— start of Data entries —
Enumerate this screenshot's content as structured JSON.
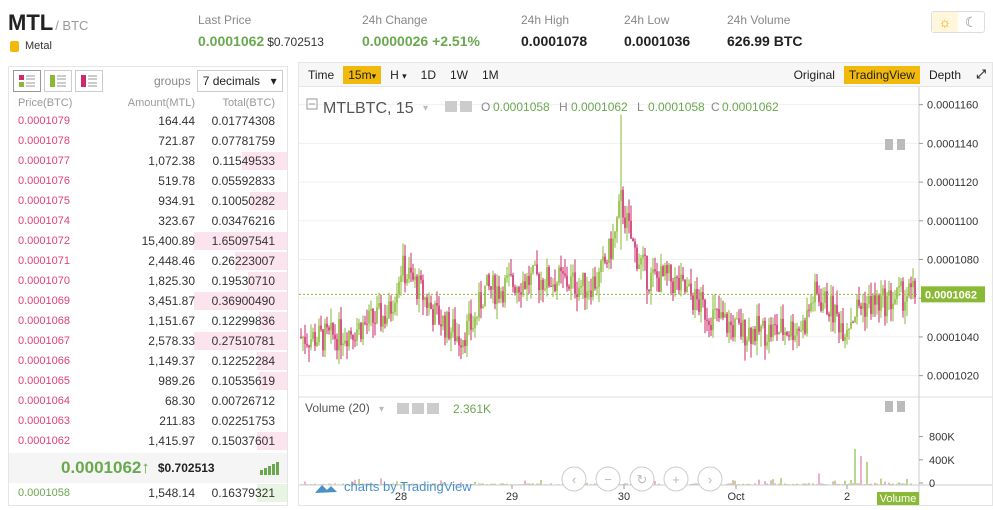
{
  "header": {
    "symbol": "MTL",
    "pair": "/ BTC",
    "category": "Metal",
    "stats": {
      "last_price_label": "Last Price",
      "last_price": "0.0001062",
      "last_price_usd": "$0.702513",
      "change_label": "24h Change",
      "change": "0.0000026",
      "change_pct": "+2.51%",
      "high_label": "24h High",
      "high": "0.0001078",
      "low_label": "24h Low",
      "low": "0.0001036",
      "volume_label": "24h Volume",
      "volume": "626.99 BTC"
    }
  },
  "theme": {
    "light_icon": "sun-icon",
    "dark_icon": "moon-icon"
  },
  "orderbook": {
    "groups_label": "groups",
    "groups_value": "7 decimals",
    "columns": [
      "Price(BTC)",
      "Amount(MTL)",
      "Total(BTC)"
    ],
    "asks": [
      {
        "price": "0.0001079",
        "amount": "164.44",
        "total": "0.01774308",
        "depth": 0.0
      },
      {
        "price": "0.0001078",
        "amount": "721.87",
        "total": "0.07781759",
        "depth": 0.0
      },
      {
        "price": "0.0001077",
        "amount": "1,072.38",
        "total": "0.11549533",
        "depth": 0.48
      },
      {
        "price": "0.0001076",
        "amount": "519.78",
        "total": "0.05592833",
        "depth": 0.0
      },
      {
        "price": "0.0001075",
        "amount": "934.91",
        "total": "0.10050282",
        "depth": 0.4
      },
      {
        "price": "0.0001074",
        "amount": "323.67",
        "total": "0.03476216",
        "depth": 0.0
      },
      {
        "price": "0.0001072",
        "amount": "15,400.89",
        "total": "1.65097541",
        "depth": 1.0
      },
      {
        "price": "0.0001071",
        "amount": "2,448.46",
        "total": "0.26223007",
        "depth": 0.56
      },
      {
        "price": "0.0001070",
        "amount": "1,825.30",
        "total": "0.19530710",
        "depth": 0.42
      },
      {
        "price": "0.0001069",
        "amount": "3,451.87",
        "total": "0.36900490",
        "depth": 1.0
      },
      {
        "price": "0.0001068",
        "amount": "1,151.67",
        "total": "0.12299836",
        "depth": 0.3
      },
      {
        "price": "0.0001067",
        "amount": "2,578.33",
        "total": "0.27510781",
        "depth": 1.0
      },
      {
        "price": "0.0001066",
        "amount": "1,149.37",
        "total": "0.12252284",
        "depth": 0.32
      },
      {
        "price": "0.0001065",
        "amount": "989.26",
        "total": "0.10535619",
        "depth": 0.3
      },
      {
        "price": "0.0001064",
        "amount": "68.30",
        "total": "0.00726712",
        "depth": 0.0
      },
      {
        "price": "0.0001063",
        "amount": "211.83",
        "total": "0.02251753",
        "depth": 0.0
      },
      {
        "price": "0.0001062",
        "amount": "1,415.97",
        "total": "0.15037601",
        "depth": 0.32
      }
    ],
    "last_price": "0.0001062",
    "last_arrow": "↑",
    "last_usd": "$0.702513",
    "bids": [
      {
        "price": "0.0001058",
        "amount": "1,548.14",
        "total": "0.16379321",
        "depth": 0.32
      }
    ]
  },
  "chart_toolbar": {
    "time": "Time",
    "interval": "15m",
    "h": "H",
    "d1": "1D",
    "w1": "1W",
    "m1": "1M",
    "original": "Original",
    "tradingview": "TradingView",
    "depth": "Depth"
  },
  "chart": {
    "title": "MTLBTC, 15",
    "o_label": "O",
    "o": "0.0001058",
    "h_label": "H",
    "h": "0.0001062",
    "l_label": "L",
    "l": "0.0001058",
    "c_label": "C",
    "c": "0.0001062",
    "volume_title": "Volume (20)",
    "volume_value": "2.361K",
    "volume_tag": "Volume",
    "price_tag": "0.0001062",
    "watermark": "charts by TradingView"
  },
  "chart_data": {
    "type": "candlestick",
    "price_axis_ticks": [
      "0.0001160",
      "0.0001140",
      "0.0001120",
      "0.0001100",
      "0.0001080",
      "0.0001060",
      "0.0001040",
      "0.0001020"
    ],
    "price_range": [
      0.000101,
      0.0001165
    ],
    "volume_axis_ticks": [
      "800K",
      "400K",
      "0"
    ],
    "volume_range": [
      0,
      1000
    ],
    "x_ticks": [
      "28",
      "29",
      "30",
      "Oct",
      "2"
    ],
    "last_price": 0.0001062,
    "colors": {
      "up": "#8ab935",
      "down": "#cc2a6a"
    }
  }
}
— end of Data entries —
What needs to be done -
Count each line of the data where the word "icon" appears, then reply with the total only.

Final answer -
2